* Goal
Copy out the listing that follows, exact in every word, and skip the images.

****

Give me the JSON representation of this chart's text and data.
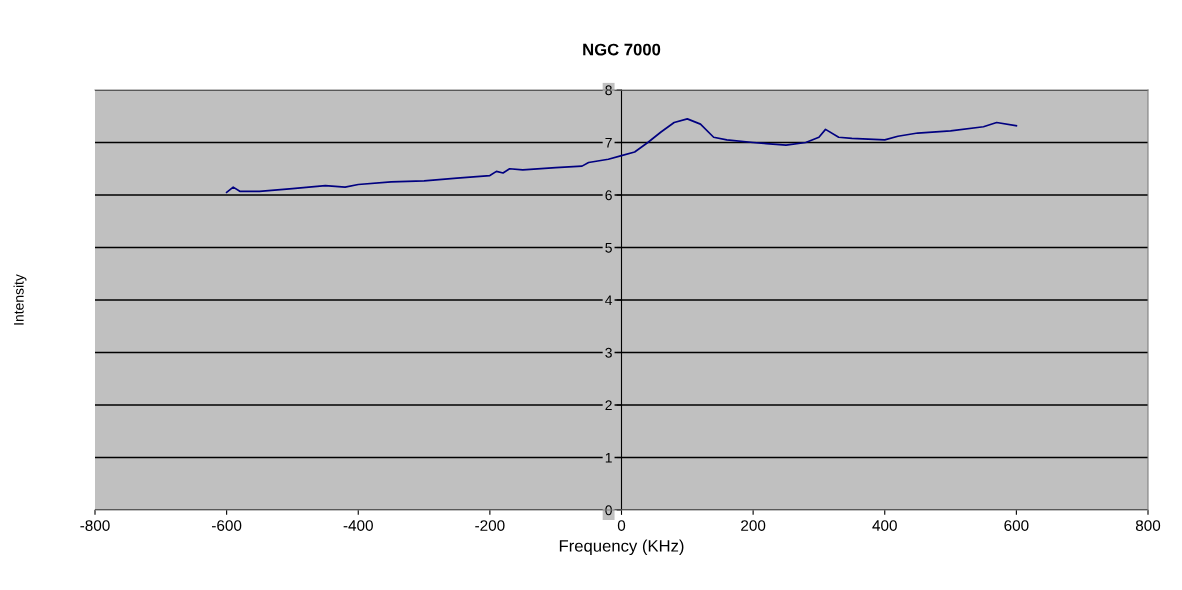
{
  "chart_data": {
    "type": "line",
    "title": "NGC 7000",
    "xlabel": "Frequency (KHz)",
    "ylabel": "Intensity",
    "x": [
      -600,
      -590,
      -580,
      -550,
      -500,
      -450,
      -420,
      -400,
      -350,
      -300,
      -250,
      -200,
      -190,
      -180,
      -170,
      -150,
      -100,
      -60,
      -50,
      -20,
      0,
      20,
      40,
      60,
      80,
      100,
      120,
      140,
      160,
      200,
      220,
      250,
      280,
      300,
      310,
      330,
      350,
      400,
      420,
      450,
      500,
      550,
      570,
      600
    ],
    "series": [
      {
        "color": "#000080",
        "values": [
          6.05,
          6.15,
          6.07,
          6.07,
          6.12,
          6.18,
          6.15,
          6.2,
          6.25,
          6.27,
          6.32,
          6.37,
          6.45,
          6.42,
          6.5,
          6.48,
          6.52,
          6.55,
          6.62,
          6.68,
          6.75,
          6.82,
          7.0,
          7.2,
          7.38,
          7.45,
          7.35,
          7.1,
          7.05,
          7.0,
          6.98,
          6.95,
          7.0,
          7.1,
          7.25,
          7.1,
          7.08,
          7.05,
          7.12,
          7.18,
          7.22,
          7.3,
          7.38,
          7.32
        ]
      }
    ],
    "xlim": [
      -800,
      800
    ],
    "xticks": [
      -800,
      -600,
      -400,
      -200,
      0,
      200,
      400,
      600,
      800
    ],
    "ylim": [
      0,
      8
    ],
    "yticks": [
      0,
      1,
      2,
      3,
      4,
      5,
      6,
      7,
      8
    ],
    "grid": "y",
    "marker": "none",
    "line_style": "solid",
    "legend": false
  }
}
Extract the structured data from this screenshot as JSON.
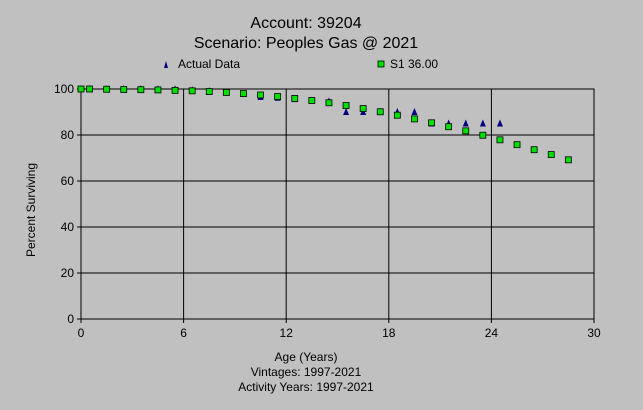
{
  "chart_data": {
    "type": "scatter",
    "title": "Account: 39204",
    "subtitle": "Scenario: Peoples Gas @ 2021",
    "xlabel": "Age (Years)",
    "ylabel": "Percent Surviving",
    "footnotes": [
      "Vintages: 1997-2021",
      "Activity Years: 1997-2021"
    ],
    "xlim": [
      0,
      30
    ],
    "ylim": [
      0,
      100
    ],
    "x_ticks": [
      0,
      6,
      12,
      18,
      24,
      30
    ],
    "y_ticks": [
      0,
      20,
      40,
      60,
      80,
      100
    ],
    "grid": true,
    "legend_position": "top",
    "series": [
      {
        "name": "Actual Data",
        "marker": "triangle",
        "color": "#000080",
        "points": [
          [
            0,
            100
          ],
          [
            0.5,
            100
          ],
          [
            1.5,
            100
          ],
          [
            2.5,
            100
          ],
          [
            3.5,
            100
          ],
          [
            4.5,
            99.9
          ],
          [
            5.5,
            99.9
          ],
          [
            6.5,
            99.5
          ],
          [
            7.5,
            99.1
          ],
          [
            8.5,
            98.5
          ],
          [
            9.5,
            97.8
          ],
          [
            10.5,
            96.5
          ],
          [
            11.5,
            96.2
          ],
          [
            12.5,
            95.6
          ],
          [
            13.5,
            95.0
          ],
          [
            14.5,
            94.6
          ],
          [
            15.5,
            90.0
          ],
          [
            16.5,
            90.0
          ],
          [
            17.5,
            90.0
          ],
          [
            18.5,
            90.0
          ],
          [
            19.5,
            90.0
          ],
          [
            20.5,
            85.0
          ],
          [
            21.5,
            85.0
          ],
          [
            22.5,
            85.0
          ],
          [
            23.5,
            85.0
          ],
          [
            24.5,
            85.0
          ]
        ]
      },
      {
        "name": "S1 36.00",
        "marker": "square",
        "color": "#00e000",
        "points": [
          [
            0,
            100
          ],
          [
            0.5,
            100
          ],
          [
            1.5,
            99.9
          ],
          [
            2.5,
            99.8
          ],
          [
            3.5,
            99.7
          ],
          [
            4.5,
            99.6
          ],
          [
            5.5,
            99.4
          ],
          [
            6.5,
            99.2
          ],
          [
            7.5,
            98.9
          ],
          [
            8.5,
            98.5
          ],
          [
            9.5,
            98.0
          ],
          [
            10.5,
            97.4
          ],
          [
            11.5,
            96.7
          ],
          [
            12.5,
            95.9
          ],
          [
            13.5,
            95.0
          ],
          [
            14.5,
            94.0
          ],
          [
            15.5,
            92.8
          ],
          [
            16.5,
            91.5
          ],
          [
            17.5,
            90.1
          ],
          [
            18.5,
            88.6
          ],
          [
            19.5,
            87.0
          ],
          [
            20.5,
            85.3
          ],
          [
            21.5,
            83.6
          ],
          [
            22.5,
            81.8
          ],
          [
            23.5,
            79.9
          ],
          [
            24.5,
            77.9
          ],
          [
            25.5,
            75.8
          ],
          [
            26.5,
            73.6
          ],
          [
            27.5,
            71.5
          ],
          [
            28.5,
            69.2
          ]
        ]
      }
    ]
  }
}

****

* Complete response
Give me the JSON representation of this chart's text and data.
{
  "chart_data": {
    "type": "line",
    "title": "NGC 7000",
    "xlabel": "Frequency (KHz)",
    "ylabel": "Intensity",
    "x": [
      -600,
      -590,
      -580,
      -550,
      -500,
      -450,
      -420,
      -400,
      -350,
      -300,
      -250,
      -200,
      -190,
      -180,
      -170,
      -150,
      -100,
      -60,
      -50,
      -20,
      0,
      20,
      40,
      60,
      80,
      100,
      120,
      140,
      160,
      200,
      220,
      250,
      280,
      300,
      310,
      330,
      350,
      400,
      420,
      450,
      500,
      550,
      570,
      600
    ],
    "series": [
      {
        "color": "#000080",
        "values": [
          6.05,
          6.15,
          6.07,
          6.07,
          6.12,
          6.18,
          6.15,
          6.2,
          6.25,
          6.27,
          6.32,
          6.37,
          6.45,
          6.42,
          6.5,
          6.48,
          6.52,
          6.55,
          6.62,
          6.68,
          6.75,
          6.82,
          7.0,
          7.2,
          7.38,
          7.45,
          7.35,
          7.1,
          7.05,
          7.0,
          6.98,
          6.95,
          7.0,
          7.1,
          7.25,
          7.1,
          7.08,
          7.05,
          7.12,
          7.18,
          7.22,
          7.3,
          7.38,
          7.32
        ]
      }
    ],
    "xlim": [
      -800,
      800
    ],
    "xticks": [
      -800,
      -600,
      -400,
      -200,
      0,
      200,
      400,
      600,
      800
    ],
    "ylim": [
      0,
      8
    ],
    "yticks": [
      0,
      1,
      2,
      3,
      4,
      5,
      6,
      7,
      8
    ],
    "grid": "y",
    "marker": "none",
    "line_style": "solid",
    "legend": false
  }
}
Extract the structured data from this screenshot as JSON.
{
  "chart_data": {
    "type": "scatter",
    "title": "Account: 39204",
    "subtitle": "Scenario: Peoples Gas @ 2021",
    "xlabel": "Age (Years)",
    "ylabel": "Percent Surviving",
    "footnotes": [
      "Vintages: 1997-2021",
      "Activity Years: 1997-2021"
    ],
    "xlim": [
      0,
      30
    ],
    "ylim": [
      0,
      100
    ],
    "x_ticks": [
      0,
      6,
      12,
      18,
      24,
      30
    ],
    "y_ticks": [
      0,
      20,
      40,
      60,
      80,
      100
    ],
    "grid": true,
    "legend_position": "top",
    "series": [
      {
        "name": "Actual Data",
        "marker": "triangle",
        "color": "#000080",
        "points": [
          [
            0,
            100
          ],
          [
            0.5,
            100
          ],
          [
            1.5,
            100
          ],
          [
            2.5,
            100
          ],
          [
            3.5,
            100
          ],
          [
            4.5,
            99.9
          ],
          [
            5.5,
            99.9
          ],
          [
            6.5,
            99.5
          ],
          [
            7.5,
            99.1
          ],
          [
            8.5,
            98.5
          ],
          [
            9.5,
            97.8
          ],
          [
            10.5,
            96.5
          ],
          [
            11.5,
            96.2
          ],
          [
            12.5,
            95.6
          ],
          [
            13.5,
            95.0
          ],
          [
            14.5,
            94.6
          ],
          [
            15.5,
            90.0
          ],
          [
            16.5,
            90.0
          ],
          [
            17.5,
            90.0
          ],
          [
            18.5,
            90.0
          ],
          [
            19.5,
            90.0
          ],
          [
            20.5,
            85.0
          ],
          [
            21.5,
            85.0
          ],
          [
            22.5,
            85.0
          ],
          [
            23.5,
            85.0
          ],
          [
            24.5,
            85.0
          ]
        ]
      },
      {
        "name": "S1 36.00",
        "marker": "square",
        "color": "#00e000",
        "points": [
          [
            0,
            100
          ],
          [
            0.5,
            100
          ],
          [
            1.5,
            99.9
          ],
          [
            2.5,
            99.8
          ],
          [
            3.5,
            99.7
          ],
          [
            4.5,
            99.6
          ],
          [
            5.5,
            99.4
          ],
          [
            6.5,
            99.2
          ],
          [
            7.5,
            98.9
          ],
          [
            8.5,
            98.5
          ],
          [
            9.5,
            98.0
          ],
          [
            10.5,
            97.4
          ],
          [
            11.5,
            96.7
          ],
          [
            12.5,
            95.9
          ],
          [
            13.5,
            95.0
          ],
          [
            14.5,
            94.0
          ],
          [
            15.5,
            92.8
          ],
          [
            16.5,
            91.5
          ],
          [
            17.5,
            90.1
          ],
          [
            18.5,
            88.6
          ],
          [
            19.5,
            87.0
          ],
          [
            20.5,
            85.3
          ],
          [
            21.5,
            83.6
          ],
          [
            22.5,
            81.8
          ],
          [
            23.5,
            79.9
          ],
          [
            24.5,
            77.9
          ],
          [
            25.5,
            75.8
          ],
          [
            26.5,
            73.6
          ],
          [
            27.5,
            71.5
          ],
          [
            28.5,
            69.2
          ]
        ]
      }
    ]
  }
}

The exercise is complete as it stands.